╭─ Supplied entries
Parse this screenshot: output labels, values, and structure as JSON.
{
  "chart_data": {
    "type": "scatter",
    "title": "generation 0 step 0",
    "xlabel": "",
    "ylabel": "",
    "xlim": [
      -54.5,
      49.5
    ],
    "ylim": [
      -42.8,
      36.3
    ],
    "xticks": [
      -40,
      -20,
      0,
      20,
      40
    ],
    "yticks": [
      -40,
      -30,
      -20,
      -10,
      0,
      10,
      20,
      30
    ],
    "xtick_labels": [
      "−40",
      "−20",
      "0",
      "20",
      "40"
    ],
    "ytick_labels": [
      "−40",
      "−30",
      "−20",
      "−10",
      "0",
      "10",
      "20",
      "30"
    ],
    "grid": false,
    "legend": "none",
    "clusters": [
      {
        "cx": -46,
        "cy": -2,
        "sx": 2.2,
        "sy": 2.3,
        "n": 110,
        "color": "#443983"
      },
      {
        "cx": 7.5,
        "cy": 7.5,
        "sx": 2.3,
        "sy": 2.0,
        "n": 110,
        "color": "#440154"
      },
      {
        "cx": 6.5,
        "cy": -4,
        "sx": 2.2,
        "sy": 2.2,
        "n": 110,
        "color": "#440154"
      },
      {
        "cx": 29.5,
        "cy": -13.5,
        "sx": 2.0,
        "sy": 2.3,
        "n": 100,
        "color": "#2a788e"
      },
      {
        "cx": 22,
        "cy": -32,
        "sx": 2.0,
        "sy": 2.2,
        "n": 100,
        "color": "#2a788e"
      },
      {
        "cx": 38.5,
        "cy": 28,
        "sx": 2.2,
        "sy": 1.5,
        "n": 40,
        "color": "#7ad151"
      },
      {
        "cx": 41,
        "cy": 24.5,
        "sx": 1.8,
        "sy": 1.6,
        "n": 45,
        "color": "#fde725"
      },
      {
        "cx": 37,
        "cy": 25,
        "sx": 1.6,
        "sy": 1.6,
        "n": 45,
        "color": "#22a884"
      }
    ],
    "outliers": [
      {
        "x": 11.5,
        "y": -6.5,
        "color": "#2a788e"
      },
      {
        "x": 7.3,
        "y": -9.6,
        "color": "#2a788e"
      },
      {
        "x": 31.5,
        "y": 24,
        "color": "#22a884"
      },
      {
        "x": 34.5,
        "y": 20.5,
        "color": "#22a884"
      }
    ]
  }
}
╰─
What this task involves — Retype the data exactly as given.

Right answer —
Parse this screenshot: output labels, values, and structure as JSON.
{
  "chart_data": {
    "type": "scatter",
    "title": "generation 0 step 0",
    "xlabel": "",
    "ylabel": "",
    "xlim": [
      -54.5,
      49.5
    ],
    "ylim": [
      -42.8,
      36.3
    ],
    "xticks": [
      -40,
      -20,
      0,
      20,
      40
    ],
    "yticks": [
      -40,
      -30,
      -20,
      -10,
      0,
      10,
      20,
      30
    ],
    "xtick_labels": [
      "−40",
      "−20",
      "0",
      "20",
      "40"
    ],
    "ytick_labels": [
      "−40",
      "−30",
      "−20",
      "−10",
      "0",
      "10",
      "20",
      "30"
    ],
    "grid": false,
    "legend": "none",
    "clusters": [
      {
        "cx": -46,
        "cy": -2,
        "sx": 2.2,
        "sy": 2.3,
        "n": 110,
        "color": "#443983"
      },
      {
        "cx": 7.5,
        "cy": 7.5,
        "sx": 2.3,
        "sy": 2.0,
        "n": 110,
        "color": "#440154"
      },
      {
        "cx": 6.5,
        "cy": -4,
        "sx": 2.2,
        "sy": 2.2,
        "n": 110,
        "color": "#440154"
      },
      {
        "cx": 29.5,
        "cy": -13.5,
        "sx": 2.0,
        "sy": 2.3,
        "n": 100,
        "color": "#2a788e"
      },
      {
        "cx": 22,
        "cy": -32,
        "sx": 2.0,
        "sy": 2.2,
        "n": 100,
        "color": "#2a788e"
      },
      {
        "cx": 38.5,
        "cy": 28,
        "sx": 2.2,
        "sy": 1.5,
        "n": 40,
        "color": "#7ad151"
      },
      {
        "cx": 41,
        "cy": 24.5,
        "sx": 1.8,
        "sy": 1.6,
        "n": 45,
        "color": "#fde725"
      },
      {
        "cx": 37,
        "cy": 25,
        "sx": 1.6,
        "sy": 1.6,
        "n": 45,
        "color": "#22a884"
      }
    ],
    "outliers": [
      {
        "x": 11.5,
        "y": -6.5,
        "color": "#2a788e"
      },
      {
        "x": 7.3,
        "y": -9.6,
        "color": "#2a788e"
      },
      {
        "x": 31.5,
        "y": 24,
        "color": "#22a884"
      },
      {
        "x": 34.5,
        "y": 20.5,
        "color": "#22a884"
      }
    ]
  }
}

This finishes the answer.